Required task :: Locate the line that contains "Give me the", then copy it and all later lines of the data below exactly, through the last one.

Dataset rows
begin
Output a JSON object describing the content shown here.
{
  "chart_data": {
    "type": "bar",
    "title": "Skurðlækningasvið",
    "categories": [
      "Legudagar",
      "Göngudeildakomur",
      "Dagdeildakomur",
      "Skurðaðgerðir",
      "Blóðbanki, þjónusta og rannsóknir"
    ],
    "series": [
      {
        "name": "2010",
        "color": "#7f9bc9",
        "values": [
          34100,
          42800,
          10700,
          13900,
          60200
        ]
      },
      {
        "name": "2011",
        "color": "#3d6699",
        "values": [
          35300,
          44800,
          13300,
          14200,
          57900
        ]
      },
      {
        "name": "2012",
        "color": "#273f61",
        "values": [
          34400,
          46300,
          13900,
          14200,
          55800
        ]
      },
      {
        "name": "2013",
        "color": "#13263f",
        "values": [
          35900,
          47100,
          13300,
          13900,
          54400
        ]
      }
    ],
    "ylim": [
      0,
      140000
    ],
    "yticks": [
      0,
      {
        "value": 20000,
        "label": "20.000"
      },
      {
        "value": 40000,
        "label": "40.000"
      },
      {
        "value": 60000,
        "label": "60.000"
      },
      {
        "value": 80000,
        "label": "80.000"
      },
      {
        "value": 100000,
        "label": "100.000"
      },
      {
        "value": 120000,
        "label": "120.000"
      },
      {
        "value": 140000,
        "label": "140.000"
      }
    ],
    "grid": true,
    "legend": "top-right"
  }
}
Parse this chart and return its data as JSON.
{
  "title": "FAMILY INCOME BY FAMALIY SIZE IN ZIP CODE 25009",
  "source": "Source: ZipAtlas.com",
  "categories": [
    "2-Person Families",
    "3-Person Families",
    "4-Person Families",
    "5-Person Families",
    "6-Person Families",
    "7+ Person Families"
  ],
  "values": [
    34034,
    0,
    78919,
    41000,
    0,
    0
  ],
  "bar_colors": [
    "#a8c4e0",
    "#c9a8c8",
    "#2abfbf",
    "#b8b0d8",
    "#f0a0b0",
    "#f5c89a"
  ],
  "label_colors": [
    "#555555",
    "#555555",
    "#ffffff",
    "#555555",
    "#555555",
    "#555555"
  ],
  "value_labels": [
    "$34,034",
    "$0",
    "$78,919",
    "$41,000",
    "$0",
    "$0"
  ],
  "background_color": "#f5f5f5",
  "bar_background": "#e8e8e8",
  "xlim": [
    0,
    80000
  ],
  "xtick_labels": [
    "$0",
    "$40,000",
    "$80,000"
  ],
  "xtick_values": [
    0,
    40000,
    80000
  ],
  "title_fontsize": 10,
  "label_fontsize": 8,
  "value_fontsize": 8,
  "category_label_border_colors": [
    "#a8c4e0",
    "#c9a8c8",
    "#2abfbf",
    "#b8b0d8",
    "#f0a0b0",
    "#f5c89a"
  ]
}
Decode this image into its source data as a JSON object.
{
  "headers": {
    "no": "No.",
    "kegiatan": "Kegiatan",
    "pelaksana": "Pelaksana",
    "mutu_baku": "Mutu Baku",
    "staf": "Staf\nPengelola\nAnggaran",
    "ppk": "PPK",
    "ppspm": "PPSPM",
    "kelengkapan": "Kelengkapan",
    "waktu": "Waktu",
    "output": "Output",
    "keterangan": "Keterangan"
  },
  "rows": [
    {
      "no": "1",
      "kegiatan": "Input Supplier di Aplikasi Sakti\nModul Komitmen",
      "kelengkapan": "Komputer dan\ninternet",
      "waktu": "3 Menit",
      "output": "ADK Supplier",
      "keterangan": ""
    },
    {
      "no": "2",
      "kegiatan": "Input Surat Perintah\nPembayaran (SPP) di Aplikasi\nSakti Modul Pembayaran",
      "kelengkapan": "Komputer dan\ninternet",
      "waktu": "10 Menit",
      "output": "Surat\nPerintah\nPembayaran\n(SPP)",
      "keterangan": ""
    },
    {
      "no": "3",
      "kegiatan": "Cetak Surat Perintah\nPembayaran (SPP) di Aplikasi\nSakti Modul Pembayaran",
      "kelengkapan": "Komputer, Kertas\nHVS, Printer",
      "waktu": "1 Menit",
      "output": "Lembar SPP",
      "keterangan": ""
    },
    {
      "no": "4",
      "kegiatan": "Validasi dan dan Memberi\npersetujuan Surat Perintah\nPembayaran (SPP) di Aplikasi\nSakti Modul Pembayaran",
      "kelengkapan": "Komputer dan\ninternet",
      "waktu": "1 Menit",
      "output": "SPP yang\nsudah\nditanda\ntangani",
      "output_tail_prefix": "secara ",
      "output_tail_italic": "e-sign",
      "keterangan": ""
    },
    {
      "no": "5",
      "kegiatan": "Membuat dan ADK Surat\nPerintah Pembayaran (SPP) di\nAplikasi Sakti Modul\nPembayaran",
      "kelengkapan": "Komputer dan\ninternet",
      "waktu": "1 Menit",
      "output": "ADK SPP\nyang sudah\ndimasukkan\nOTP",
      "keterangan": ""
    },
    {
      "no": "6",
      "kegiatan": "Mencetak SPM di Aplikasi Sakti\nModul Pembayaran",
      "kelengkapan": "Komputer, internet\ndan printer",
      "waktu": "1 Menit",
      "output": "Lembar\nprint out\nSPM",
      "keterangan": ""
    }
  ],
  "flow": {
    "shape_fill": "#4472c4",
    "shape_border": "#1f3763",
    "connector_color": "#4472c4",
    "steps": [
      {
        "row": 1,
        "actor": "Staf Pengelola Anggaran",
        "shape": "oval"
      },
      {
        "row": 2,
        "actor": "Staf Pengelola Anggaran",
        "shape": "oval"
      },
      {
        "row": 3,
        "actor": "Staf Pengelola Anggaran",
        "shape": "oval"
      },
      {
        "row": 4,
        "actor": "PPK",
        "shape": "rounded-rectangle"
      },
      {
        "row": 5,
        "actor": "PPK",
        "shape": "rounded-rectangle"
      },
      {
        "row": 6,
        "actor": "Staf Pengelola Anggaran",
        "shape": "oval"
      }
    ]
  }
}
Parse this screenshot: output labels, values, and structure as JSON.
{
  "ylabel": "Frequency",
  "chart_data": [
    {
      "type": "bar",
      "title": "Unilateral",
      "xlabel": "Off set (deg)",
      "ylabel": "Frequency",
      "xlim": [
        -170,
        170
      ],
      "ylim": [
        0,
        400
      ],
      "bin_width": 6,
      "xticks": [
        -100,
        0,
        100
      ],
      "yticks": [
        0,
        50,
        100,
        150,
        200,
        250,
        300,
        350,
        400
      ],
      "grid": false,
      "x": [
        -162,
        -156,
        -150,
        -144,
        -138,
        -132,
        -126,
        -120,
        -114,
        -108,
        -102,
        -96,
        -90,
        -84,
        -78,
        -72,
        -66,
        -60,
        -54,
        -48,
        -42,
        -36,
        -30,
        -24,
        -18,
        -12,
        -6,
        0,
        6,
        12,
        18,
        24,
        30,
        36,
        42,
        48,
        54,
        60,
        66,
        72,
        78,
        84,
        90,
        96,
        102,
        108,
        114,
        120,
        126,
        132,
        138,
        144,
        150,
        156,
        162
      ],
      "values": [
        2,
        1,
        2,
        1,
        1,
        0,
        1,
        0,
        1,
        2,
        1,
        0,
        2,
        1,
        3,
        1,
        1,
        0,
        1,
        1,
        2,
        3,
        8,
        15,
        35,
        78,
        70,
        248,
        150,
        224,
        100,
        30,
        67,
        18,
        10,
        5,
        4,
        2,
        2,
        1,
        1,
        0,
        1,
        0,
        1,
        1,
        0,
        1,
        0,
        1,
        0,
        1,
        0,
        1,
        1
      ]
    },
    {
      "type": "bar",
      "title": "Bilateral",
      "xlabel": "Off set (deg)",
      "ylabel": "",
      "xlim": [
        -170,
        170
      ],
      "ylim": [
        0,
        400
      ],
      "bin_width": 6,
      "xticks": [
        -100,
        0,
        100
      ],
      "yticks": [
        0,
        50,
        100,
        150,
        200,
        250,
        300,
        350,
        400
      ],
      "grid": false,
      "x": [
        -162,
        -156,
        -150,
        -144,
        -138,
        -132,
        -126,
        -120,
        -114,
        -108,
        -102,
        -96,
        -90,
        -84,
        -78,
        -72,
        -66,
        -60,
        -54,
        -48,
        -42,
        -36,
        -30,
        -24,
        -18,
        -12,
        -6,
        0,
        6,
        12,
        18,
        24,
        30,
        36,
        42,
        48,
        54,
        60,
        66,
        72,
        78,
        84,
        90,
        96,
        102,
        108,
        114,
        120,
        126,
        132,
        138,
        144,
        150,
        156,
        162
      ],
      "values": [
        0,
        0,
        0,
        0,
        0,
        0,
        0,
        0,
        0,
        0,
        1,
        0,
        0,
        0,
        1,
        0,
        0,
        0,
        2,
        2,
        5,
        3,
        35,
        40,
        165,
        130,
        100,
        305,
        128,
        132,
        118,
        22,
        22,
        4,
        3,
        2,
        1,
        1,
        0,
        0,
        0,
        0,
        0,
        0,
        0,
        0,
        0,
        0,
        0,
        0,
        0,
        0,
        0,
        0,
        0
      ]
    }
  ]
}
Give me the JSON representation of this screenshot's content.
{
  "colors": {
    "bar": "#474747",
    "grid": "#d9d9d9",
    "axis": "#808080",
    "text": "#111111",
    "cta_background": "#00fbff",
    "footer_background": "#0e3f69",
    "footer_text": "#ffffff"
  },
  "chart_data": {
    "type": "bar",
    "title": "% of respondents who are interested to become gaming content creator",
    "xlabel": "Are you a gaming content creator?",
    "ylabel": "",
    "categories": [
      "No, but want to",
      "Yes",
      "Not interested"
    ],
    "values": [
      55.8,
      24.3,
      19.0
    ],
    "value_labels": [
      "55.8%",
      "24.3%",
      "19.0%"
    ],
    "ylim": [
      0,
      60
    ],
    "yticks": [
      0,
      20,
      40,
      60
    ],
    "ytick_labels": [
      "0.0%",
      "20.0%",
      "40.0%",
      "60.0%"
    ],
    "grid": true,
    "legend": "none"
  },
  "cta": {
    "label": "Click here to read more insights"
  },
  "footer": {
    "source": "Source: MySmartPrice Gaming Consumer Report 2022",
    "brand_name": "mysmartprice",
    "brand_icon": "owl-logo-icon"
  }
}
end
Task response ::
Give me the JSON representation of this screenshot's content.
{
  "colors": {
    "bar": "#474747",
    "grid": "#d9d9d9",
    "axis": "#808080",
    "text": "#111111",
    "cta_background": "#00fbff",
    "footer_background": "#0e3f69",
    "footer_text": "#ffffff"
  },
  "chart_data": {
    "type": "bar",
    "title": "% of respondents who are interested to become gaming content creator",
    "xlabel": "Are you a gaming content creator?",
    "ylabel": "",
    "categories": [
      "No, but want to",
      "Yes",
      "Not interested"
    ],
    "values": [
      55.8,
      24.3,
      19.0
    ],
    "value_labels": [
      "55.8%",
      "24.3%",
      "19.0%"
    ],
    "ylim": [
      0,
      60
    ],
    "yticks": [
      0,
      20,
      40,
      60
    ],
    "ytick_labels": [
      "0.0%",
      "20.0%",
      "40.0%",
      "60.0%"
    ],
    "grid": true,
    "legend": "none"
  },
  "cta": {
    "label": "Click here to read more insights"
  },
  "footer": {
    "source": "Source: MySmartPrice Gaming Consumer Report 2022",
    "brand_name": "mysmartprice",
    "brand_icon": "owl-logo-icon"
  }
}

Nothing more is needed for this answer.